→ Given instruction: Return the number of lines holding "title", with nothing added.

→ Data:

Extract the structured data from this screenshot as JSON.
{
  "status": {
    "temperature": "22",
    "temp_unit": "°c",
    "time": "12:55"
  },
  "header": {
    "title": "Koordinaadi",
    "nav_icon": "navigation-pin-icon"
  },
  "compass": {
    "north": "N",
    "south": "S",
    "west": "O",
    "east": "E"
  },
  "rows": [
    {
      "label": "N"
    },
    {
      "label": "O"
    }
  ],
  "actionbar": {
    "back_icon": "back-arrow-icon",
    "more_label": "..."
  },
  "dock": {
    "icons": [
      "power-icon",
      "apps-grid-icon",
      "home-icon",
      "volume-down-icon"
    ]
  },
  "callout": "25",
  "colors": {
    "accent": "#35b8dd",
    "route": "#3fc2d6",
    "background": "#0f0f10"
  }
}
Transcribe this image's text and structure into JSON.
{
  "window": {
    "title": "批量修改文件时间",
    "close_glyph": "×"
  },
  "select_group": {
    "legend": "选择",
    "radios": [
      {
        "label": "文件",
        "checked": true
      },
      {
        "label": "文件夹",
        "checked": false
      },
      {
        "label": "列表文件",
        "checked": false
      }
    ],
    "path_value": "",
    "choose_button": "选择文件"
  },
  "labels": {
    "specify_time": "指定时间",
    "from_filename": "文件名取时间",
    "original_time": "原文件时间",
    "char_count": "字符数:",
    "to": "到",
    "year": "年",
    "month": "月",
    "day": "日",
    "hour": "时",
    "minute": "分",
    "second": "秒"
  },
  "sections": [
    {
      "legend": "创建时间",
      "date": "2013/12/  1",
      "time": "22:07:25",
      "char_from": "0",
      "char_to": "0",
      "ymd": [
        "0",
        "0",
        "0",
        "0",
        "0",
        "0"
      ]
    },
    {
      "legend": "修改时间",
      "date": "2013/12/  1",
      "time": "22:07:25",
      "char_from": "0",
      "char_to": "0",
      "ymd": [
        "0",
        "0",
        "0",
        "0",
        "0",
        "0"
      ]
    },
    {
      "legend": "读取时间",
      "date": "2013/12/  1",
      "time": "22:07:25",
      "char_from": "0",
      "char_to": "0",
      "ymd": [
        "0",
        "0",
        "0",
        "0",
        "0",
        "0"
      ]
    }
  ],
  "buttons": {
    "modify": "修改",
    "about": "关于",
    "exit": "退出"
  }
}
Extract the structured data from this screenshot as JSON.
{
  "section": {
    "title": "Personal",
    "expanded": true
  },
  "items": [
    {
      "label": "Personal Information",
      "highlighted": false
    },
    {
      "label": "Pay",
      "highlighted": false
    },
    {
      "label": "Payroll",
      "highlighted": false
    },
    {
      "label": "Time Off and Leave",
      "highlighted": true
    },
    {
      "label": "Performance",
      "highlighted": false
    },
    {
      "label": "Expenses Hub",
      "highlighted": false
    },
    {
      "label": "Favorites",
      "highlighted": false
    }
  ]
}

→ Worked solution: 3